Problem to solve: Set out each line from the following listing that includes the word "value".

Start of Records supplied

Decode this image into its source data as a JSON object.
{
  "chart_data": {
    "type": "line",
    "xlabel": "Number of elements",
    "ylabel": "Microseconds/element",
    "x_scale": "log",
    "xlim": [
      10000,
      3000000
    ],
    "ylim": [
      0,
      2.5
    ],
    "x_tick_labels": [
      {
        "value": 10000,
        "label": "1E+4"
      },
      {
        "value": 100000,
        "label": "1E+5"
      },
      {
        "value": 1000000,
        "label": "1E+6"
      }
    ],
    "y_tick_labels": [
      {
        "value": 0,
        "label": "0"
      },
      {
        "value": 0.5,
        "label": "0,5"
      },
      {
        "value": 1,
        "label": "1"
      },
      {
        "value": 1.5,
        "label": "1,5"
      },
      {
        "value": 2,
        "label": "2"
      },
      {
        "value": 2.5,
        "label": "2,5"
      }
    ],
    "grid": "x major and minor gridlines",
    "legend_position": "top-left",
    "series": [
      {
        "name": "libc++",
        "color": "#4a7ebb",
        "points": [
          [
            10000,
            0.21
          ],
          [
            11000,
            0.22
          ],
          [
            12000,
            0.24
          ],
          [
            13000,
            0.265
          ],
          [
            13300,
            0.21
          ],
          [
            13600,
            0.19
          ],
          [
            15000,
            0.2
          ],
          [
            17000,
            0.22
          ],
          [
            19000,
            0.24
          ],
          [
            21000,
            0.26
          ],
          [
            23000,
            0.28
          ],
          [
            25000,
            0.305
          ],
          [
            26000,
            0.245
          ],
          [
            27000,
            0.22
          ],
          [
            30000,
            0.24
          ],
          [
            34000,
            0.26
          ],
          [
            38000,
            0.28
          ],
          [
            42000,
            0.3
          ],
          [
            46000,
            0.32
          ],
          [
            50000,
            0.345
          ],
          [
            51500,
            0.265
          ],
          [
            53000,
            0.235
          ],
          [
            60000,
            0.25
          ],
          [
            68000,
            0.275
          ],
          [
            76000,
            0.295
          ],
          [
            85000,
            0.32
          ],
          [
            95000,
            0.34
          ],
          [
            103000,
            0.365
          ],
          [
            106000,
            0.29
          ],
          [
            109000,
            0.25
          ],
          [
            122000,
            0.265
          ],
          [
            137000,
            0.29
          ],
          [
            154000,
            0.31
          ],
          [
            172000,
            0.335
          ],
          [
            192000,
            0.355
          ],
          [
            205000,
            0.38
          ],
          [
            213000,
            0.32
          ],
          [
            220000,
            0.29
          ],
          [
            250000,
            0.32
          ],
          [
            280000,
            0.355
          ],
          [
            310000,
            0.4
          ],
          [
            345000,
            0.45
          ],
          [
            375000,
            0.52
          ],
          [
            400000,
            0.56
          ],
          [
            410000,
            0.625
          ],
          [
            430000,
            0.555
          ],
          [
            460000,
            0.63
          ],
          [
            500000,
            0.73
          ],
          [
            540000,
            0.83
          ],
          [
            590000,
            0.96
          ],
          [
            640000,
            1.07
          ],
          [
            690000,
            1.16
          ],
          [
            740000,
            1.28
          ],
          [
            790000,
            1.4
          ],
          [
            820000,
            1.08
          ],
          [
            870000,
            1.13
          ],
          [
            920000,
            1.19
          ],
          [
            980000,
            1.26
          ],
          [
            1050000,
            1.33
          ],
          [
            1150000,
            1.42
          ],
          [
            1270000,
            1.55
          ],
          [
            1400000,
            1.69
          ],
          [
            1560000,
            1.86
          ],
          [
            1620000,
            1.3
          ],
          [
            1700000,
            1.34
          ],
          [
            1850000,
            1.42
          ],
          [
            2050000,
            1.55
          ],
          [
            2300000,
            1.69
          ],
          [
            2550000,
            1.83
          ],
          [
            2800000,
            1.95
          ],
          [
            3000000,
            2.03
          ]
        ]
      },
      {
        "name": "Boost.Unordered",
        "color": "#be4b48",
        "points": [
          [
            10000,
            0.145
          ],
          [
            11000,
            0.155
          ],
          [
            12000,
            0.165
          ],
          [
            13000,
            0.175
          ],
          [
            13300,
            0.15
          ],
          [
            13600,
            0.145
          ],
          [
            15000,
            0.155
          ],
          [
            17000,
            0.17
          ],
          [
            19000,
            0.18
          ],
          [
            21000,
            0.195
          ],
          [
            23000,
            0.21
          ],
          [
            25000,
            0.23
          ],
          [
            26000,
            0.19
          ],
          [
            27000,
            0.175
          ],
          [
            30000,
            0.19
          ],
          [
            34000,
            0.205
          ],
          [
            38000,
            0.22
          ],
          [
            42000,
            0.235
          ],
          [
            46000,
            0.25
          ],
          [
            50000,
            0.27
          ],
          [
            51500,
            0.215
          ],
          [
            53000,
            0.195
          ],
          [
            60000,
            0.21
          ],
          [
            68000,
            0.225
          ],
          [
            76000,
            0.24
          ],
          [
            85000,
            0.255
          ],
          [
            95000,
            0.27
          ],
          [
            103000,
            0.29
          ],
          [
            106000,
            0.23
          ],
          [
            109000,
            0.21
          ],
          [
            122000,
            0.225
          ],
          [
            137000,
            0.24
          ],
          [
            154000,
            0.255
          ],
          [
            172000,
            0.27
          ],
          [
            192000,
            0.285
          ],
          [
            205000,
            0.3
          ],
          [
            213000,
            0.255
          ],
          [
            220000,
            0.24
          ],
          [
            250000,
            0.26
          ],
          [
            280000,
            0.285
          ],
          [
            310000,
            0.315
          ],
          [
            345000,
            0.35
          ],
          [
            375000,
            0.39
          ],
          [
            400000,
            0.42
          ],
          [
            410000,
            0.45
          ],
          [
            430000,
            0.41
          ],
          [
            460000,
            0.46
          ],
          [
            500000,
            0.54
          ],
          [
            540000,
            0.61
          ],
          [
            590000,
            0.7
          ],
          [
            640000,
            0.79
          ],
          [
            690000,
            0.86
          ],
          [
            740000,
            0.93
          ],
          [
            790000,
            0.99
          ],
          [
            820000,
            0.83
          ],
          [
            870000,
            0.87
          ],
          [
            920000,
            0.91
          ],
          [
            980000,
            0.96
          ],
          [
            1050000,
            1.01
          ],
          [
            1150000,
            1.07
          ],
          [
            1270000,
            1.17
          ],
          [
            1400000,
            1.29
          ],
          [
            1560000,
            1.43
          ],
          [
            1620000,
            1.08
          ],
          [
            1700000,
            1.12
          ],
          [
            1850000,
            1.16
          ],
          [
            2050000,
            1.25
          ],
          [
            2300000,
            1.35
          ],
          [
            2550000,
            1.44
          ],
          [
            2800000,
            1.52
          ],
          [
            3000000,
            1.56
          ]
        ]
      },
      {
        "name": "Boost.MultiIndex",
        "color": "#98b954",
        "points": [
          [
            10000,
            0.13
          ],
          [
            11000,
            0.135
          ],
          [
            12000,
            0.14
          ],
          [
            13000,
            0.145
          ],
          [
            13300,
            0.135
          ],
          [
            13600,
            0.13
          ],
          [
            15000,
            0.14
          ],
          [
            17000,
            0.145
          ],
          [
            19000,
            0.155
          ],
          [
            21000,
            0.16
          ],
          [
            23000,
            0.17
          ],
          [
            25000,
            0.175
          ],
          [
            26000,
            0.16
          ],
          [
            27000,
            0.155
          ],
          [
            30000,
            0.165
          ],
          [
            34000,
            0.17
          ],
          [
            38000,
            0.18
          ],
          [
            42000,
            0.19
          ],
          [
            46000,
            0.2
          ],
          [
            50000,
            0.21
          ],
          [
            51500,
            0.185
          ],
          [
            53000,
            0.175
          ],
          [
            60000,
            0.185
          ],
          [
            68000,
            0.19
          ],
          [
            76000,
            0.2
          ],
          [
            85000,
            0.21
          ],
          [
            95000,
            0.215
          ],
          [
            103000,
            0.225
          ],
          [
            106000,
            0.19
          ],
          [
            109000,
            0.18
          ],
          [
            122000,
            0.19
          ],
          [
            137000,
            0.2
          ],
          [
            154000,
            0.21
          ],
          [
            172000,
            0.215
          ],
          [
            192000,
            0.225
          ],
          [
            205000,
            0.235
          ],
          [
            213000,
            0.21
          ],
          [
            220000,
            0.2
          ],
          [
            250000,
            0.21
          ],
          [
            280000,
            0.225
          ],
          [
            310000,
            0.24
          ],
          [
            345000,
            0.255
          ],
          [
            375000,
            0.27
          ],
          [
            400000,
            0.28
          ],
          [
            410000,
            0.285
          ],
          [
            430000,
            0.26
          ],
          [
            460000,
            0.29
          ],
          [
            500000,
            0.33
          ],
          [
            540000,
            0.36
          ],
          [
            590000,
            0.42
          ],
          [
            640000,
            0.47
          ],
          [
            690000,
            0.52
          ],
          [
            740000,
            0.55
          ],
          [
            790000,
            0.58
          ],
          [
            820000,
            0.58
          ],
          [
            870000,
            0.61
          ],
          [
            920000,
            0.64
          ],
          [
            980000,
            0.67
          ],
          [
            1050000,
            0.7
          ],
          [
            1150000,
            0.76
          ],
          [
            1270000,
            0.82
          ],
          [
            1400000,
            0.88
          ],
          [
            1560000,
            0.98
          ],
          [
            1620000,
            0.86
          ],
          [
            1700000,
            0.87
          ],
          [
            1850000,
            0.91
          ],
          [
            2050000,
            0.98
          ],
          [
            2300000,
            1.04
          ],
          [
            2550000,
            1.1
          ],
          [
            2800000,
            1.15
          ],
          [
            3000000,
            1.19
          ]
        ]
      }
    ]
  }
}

End of Records supplied

Solution for this problem:
        "value": 10000,
        "value": 100000,
        "value": 1000000,
        "value": 0,
        "value": 0.5,
        "value": 1,
        "value": 1.5,
        "value": 2,
        "value": 2.5,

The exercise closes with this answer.